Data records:
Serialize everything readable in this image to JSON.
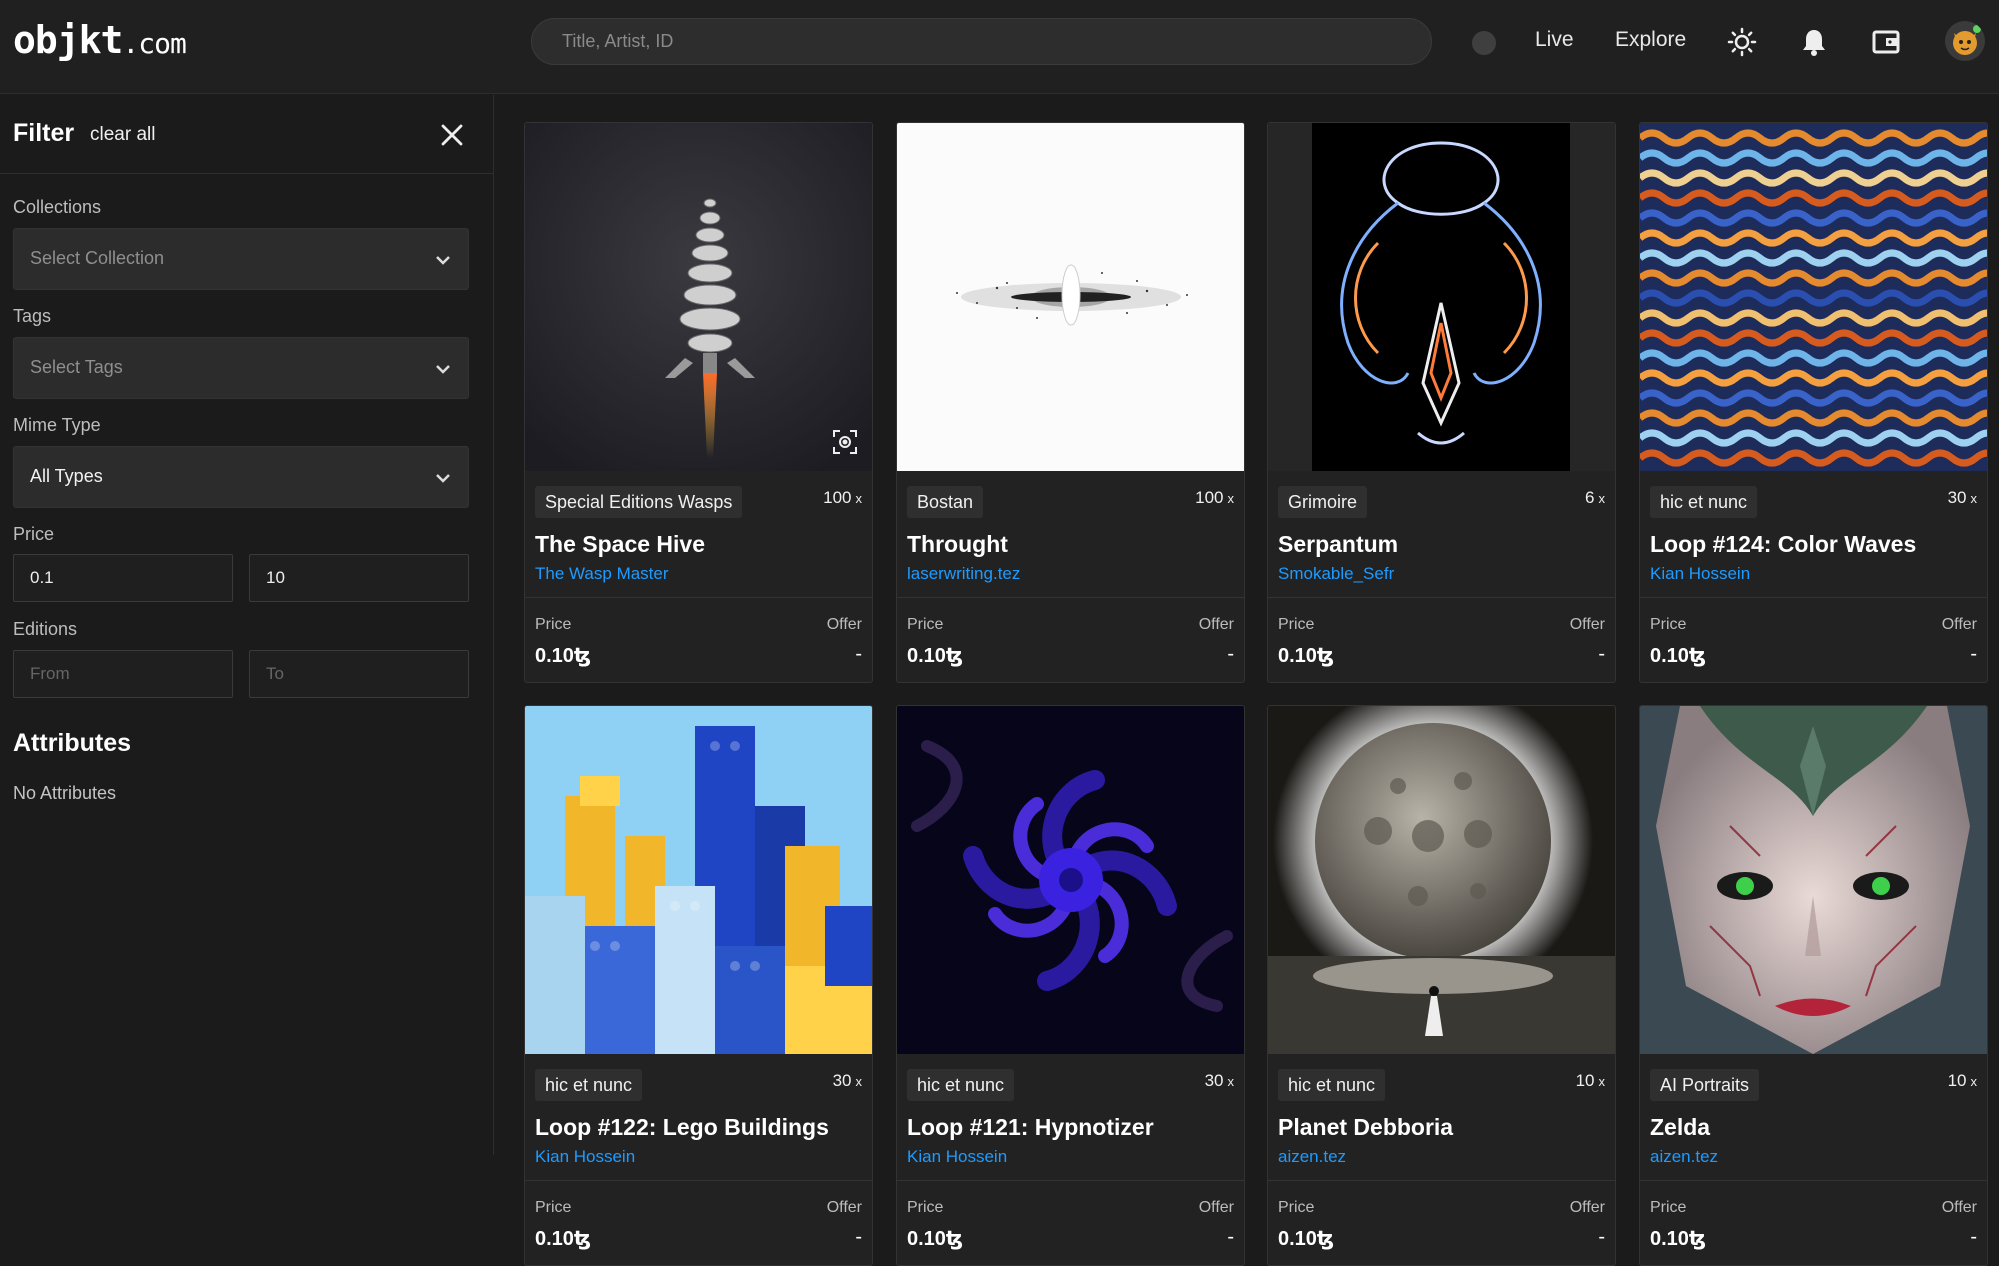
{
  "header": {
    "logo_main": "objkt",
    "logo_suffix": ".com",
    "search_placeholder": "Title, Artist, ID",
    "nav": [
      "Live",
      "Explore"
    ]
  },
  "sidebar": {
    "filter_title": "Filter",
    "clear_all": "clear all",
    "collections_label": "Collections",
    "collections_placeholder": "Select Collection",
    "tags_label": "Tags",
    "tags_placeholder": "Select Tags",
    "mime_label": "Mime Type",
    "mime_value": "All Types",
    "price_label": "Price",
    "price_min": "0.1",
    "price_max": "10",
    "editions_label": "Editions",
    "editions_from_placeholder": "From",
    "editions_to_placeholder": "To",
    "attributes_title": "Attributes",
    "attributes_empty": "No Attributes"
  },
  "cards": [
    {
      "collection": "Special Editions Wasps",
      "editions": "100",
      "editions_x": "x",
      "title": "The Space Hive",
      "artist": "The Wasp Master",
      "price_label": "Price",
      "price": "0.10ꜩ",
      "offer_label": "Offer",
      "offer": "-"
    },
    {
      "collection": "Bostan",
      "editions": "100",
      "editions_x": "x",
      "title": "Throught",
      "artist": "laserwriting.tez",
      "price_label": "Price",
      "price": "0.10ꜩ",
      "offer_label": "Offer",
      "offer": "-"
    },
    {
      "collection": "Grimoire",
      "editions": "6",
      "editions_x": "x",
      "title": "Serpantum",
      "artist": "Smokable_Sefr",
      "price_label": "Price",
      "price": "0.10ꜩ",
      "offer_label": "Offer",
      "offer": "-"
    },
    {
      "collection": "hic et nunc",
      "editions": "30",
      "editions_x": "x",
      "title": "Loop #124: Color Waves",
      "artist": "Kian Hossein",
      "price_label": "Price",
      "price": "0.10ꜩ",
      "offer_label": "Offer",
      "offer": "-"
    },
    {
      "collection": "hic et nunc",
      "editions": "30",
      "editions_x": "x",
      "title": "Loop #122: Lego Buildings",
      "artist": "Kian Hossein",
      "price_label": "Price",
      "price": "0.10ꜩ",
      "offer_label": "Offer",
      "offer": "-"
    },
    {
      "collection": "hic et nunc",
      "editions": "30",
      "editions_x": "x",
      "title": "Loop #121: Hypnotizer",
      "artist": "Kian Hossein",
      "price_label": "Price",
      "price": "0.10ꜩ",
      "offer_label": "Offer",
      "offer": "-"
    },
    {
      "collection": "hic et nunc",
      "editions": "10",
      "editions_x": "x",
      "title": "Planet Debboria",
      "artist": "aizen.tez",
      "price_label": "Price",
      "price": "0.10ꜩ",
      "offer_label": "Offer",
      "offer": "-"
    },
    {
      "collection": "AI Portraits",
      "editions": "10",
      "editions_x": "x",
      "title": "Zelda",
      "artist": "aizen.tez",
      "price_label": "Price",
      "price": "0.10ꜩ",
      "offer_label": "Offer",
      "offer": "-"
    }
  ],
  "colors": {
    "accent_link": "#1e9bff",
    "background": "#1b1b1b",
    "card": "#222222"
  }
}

Instruction: Output the data above without changes, apart from leaving out the pictures.

Response for this exercise:
Serialize everything readable in this image to JSON.
{
  "header": {
    "logo_main": "objkt",
    "logo_suffix": ".com",
    "search_placeholder": "Title, Artist, ID",
    "nav": [
      "Live",
      "Explore"
    ]
  },
  "sidebar": {
    "filter_title": "Filter",
    "clear_all": "clear all",
    "collections_label": "Collections",
    "collections_placeholder": "Select Collection",
    "tags_label": "Tags",
    "tags_placeholder": "Select Tags",
    "mime_label": "Mime Type",
    "mime_value": "All Types",
    "price_label": "Price",
    "price_min": "0.1",
    "price_max": "10",
    "editions_label": "Editions",
    "editions_from_placeholder": "From",
    "editions_to_placeholder": "To",
    "attributes_title": "Attributes",
    "attributes_empty": "No Attributes"
  },
  "cards": [
    {
      "collection": "Special Editions Wasps",
      "editions": "100",
      "editions_x": "x",
      "title": "The Space Hive",
      "artist": "The Wasp Master",
      "price_label": "Price",
      "price": "0.10ꜩ",
      "offer_label": "Offer",
      "offer": "-"
    },
    {
      "collection": "Bostan",
      "editions": "100",
      "editions_x": "x",
      "title": "Throught",
      "artist": "laserwriting.tez",
      "price_label": "Price",
      "price": "0.10ꜩ",
      "offer_label": "Offer",
      "offer": "-"
    },
    {
      "collection": "Grimoire",
      "editions": "6",
      "editions_x": "x",
      "title": "Serpantum",
      "artist": "Smokable_Sefr",
      "price_label": "Price",
      "price": "0.10ꜩ",
      "offer_label": "Offer",
      "offer": "-"
    },
    {
      "collection": "hic et nunc",
      "editions": "30",
      "editions_x": "x",
      "title": "Loop #124: Color Waves",
      "artist": "Kian Hossein",
      "price_label": "Price",
      "price": "0.10ꜩ",
      "offer_label": "Offer",
      "offer": "-"
    },
    {
      "collection": "hic et nunc",
      "editions": "30",
      "editions_x": "x",
      "title": "Loop #122: Lego Buildings",
      "artist": "Kian Hossein",
      "price_label": "Price",
      "price": "0.10ꜩ",
      "offer_label": "Offer",
      "offer": "-"
    },
    {
      "collection": "hic et nunc",
      "editions": "30",
      "editions_x": "x",
      "title": "Loop #121: Hypnotizer",
      "artist": "Kian Hossein",
      "price_label": "Price",
      "price": "0.10ꜩ",
      "offer_label": "Offer",
      "offer": "-"
    },
    {
      "collection": "hic et nunc",
      "editions": "10",
      "editions_x": "x",
      "title": "Planet Debboria",
      "artist": "aizen.tez",
      "price_label": "Price",
      "price": "0.10ꜩ",
      "offer_label": "Offer",
      "offer": "-"
    },
    {
      "collection": "AI Portraits",
      "editions": "10",
      "editions_x": "x",
      "title": "Zelda",
      "artist": "aizen.tez",
      "price_label": "Price",
      "price": "0.10ꜩ",
      "offer_label": "Offer",
      "offer": "-"
    }
  ],
  "colors": {
    "accent_link": "#1e9bff",
    "background": "#1b1b1b",
    "card": "#222222"
  }
}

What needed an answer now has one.